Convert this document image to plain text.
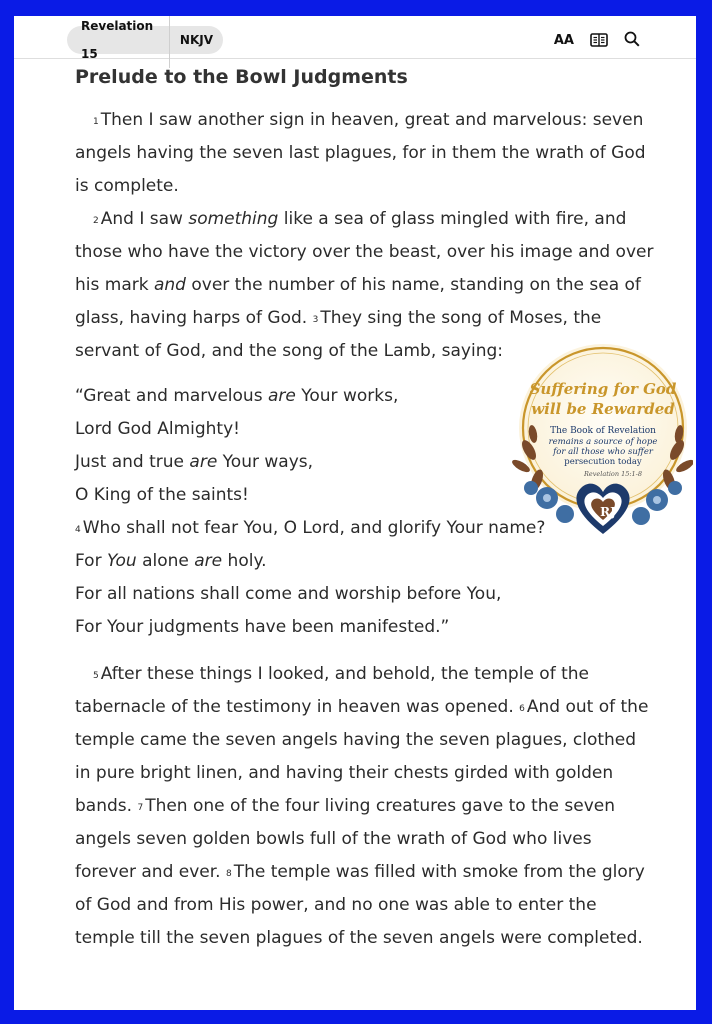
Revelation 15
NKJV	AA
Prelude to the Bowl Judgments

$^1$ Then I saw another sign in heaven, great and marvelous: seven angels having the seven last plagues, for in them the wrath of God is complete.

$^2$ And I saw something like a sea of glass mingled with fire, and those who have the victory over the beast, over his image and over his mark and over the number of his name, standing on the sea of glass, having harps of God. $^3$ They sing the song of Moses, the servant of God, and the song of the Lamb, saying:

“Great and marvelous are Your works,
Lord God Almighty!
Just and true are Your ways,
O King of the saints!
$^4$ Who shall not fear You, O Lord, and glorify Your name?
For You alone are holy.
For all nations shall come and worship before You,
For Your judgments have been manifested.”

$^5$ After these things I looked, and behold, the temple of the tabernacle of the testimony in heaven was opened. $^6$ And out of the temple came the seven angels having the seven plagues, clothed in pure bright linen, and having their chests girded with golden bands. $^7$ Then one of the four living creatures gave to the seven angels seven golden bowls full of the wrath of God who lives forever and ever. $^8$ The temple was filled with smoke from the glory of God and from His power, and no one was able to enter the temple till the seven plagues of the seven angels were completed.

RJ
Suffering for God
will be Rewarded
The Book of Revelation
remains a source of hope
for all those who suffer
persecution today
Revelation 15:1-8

· · · ·

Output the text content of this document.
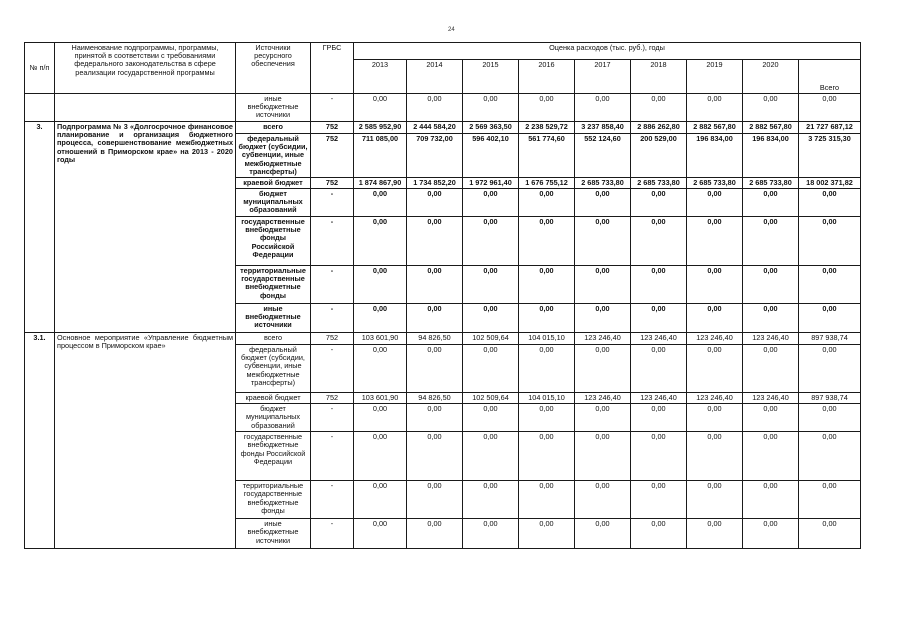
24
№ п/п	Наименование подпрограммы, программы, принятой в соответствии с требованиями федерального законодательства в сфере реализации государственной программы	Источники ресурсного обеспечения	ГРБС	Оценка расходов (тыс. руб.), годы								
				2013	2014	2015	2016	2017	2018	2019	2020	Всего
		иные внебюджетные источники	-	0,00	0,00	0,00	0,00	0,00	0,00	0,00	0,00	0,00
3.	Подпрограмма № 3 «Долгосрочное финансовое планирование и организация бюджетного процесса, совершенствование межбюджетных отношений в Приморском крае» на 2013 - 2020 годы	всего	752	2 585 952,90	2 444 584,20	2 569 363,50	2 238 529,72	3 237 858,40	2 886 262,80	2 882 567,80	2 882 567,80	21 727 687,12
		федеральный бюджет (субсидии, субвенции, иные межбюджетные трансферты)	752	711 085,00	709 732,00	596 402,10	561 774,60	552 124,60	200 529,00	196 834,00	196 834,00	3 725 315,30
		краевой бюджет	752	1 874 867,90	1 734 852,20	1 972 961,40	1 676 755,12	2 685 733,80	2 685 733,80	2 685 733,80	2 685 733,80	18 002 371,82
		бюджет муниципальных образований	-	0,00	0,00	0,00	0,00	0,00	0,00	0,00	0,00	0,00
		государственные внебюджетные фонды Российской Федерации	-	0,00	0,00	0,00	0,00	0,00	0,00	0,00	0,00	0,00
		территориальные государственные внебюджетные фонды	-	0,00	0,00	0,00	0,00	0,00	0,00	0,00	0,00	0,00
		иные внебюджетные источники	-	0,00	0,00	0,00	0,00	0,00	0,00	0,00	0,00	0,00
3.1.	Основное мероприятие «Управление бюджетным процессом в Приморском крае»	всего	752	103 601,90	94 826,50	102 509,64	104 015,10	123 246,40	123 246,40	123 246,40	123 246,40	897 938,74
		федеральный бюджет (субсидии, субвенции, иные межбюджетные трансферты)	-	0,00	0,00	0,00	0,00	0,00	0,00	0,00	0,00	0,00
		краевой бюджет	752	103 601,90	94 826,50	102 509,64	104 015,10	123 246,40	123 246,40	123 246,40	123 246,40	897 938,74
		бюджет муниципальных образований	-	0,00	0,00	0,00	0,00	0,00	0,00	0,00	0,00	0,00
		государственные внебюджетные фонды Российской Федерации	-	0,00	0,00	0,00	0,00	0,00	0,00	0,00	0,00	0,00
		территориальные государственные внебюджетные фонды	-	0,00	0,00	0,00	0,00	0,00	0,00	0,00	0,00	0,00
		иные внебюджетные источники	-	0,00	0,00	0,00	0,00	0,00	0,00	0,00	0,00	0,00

· · · ·

* Task details
Gather, from the listing above, every line carrying the word "Your".

* Solution below
“Great and marvelous are Your works,
Just and true are Your ways,
$^4$ Who shall not fear You, O Lord, and glorify Your name?
For Your judgments have been manifested.”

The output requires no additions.